Data items
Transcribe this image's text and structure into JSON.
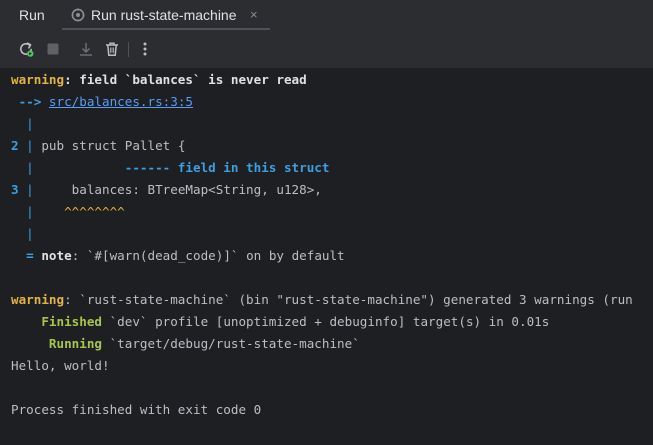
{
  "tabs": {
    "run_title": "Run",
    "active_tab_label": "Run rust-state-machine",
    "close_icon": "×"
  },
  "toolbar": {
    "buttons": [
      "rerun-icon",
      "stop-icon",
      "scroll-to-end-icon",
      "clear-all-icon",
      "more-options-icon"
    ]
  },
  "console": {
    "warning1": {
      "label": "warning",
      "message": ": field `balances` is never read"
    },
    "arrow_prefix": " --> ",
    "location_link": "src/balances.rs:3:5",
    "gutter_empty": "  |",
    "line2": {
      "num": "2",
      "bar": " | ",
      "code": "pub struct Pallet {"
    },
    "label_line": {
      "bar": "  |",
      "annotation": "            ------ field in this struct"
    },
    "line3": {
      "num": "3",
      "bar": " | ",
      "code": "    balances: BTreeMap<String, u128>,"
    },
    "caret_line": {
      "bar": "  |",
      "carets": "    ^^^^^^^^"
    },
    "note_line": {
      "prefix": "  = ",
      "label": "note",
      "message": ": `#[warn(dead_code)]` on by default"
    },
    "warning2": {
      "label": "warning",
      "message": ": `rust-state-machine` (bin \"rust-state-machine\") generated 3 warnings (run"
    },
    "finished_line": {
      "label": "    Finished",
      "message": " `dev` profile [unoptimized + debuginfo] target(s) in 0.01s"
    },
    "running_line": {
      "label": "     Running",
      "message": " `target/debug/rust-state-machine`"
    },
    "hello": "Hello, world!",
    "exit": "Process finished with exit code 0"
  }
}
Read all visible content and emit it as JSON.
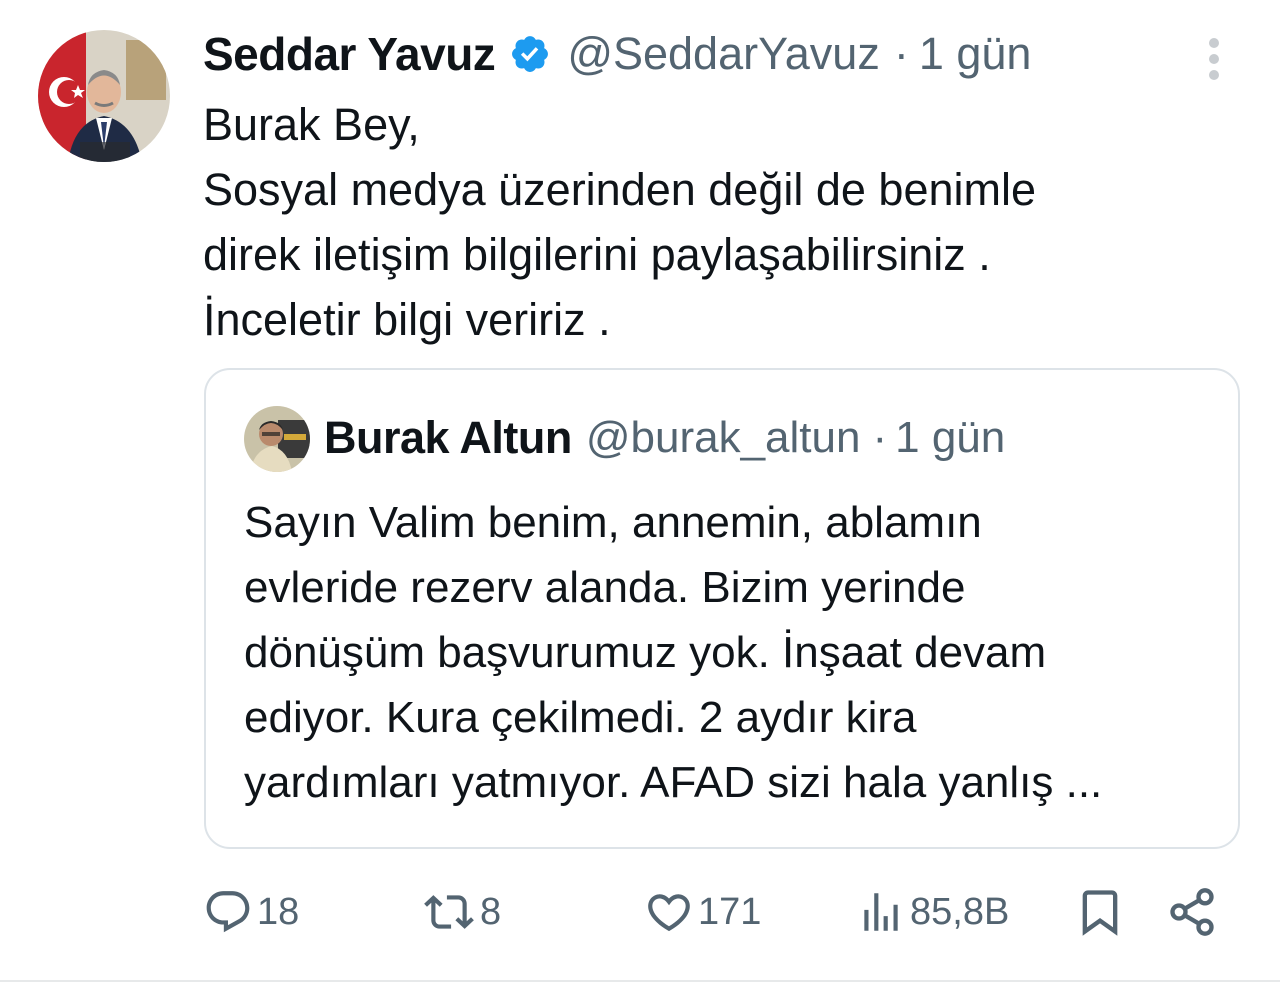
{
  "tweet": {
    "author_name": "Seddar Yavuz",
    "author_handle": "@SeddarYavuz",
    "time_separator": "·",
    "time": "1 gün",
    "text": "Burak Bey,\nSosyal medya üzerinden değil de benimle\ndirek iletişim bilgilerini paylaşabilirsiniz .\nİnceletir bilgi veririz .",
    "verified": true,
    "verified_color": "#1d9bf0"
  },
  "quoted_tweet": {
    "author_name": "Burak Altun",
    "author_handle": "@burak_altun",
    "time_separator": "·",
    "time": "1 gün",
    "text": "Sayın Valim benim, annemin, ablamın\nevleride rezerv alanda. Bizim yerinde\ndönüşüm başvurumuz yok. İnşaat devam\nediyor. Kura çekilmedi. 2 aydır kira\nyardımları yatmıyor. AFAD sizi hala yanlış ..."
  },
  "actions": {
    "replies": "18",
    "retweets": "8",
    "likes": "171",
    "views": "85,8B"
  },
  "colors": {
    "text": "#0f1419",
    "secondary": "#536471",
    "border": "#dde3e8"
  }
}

> **OBJECTIVE**:
State how many lines include the string "machine", and nothing more.

> **SOLUTION BELOW**:
3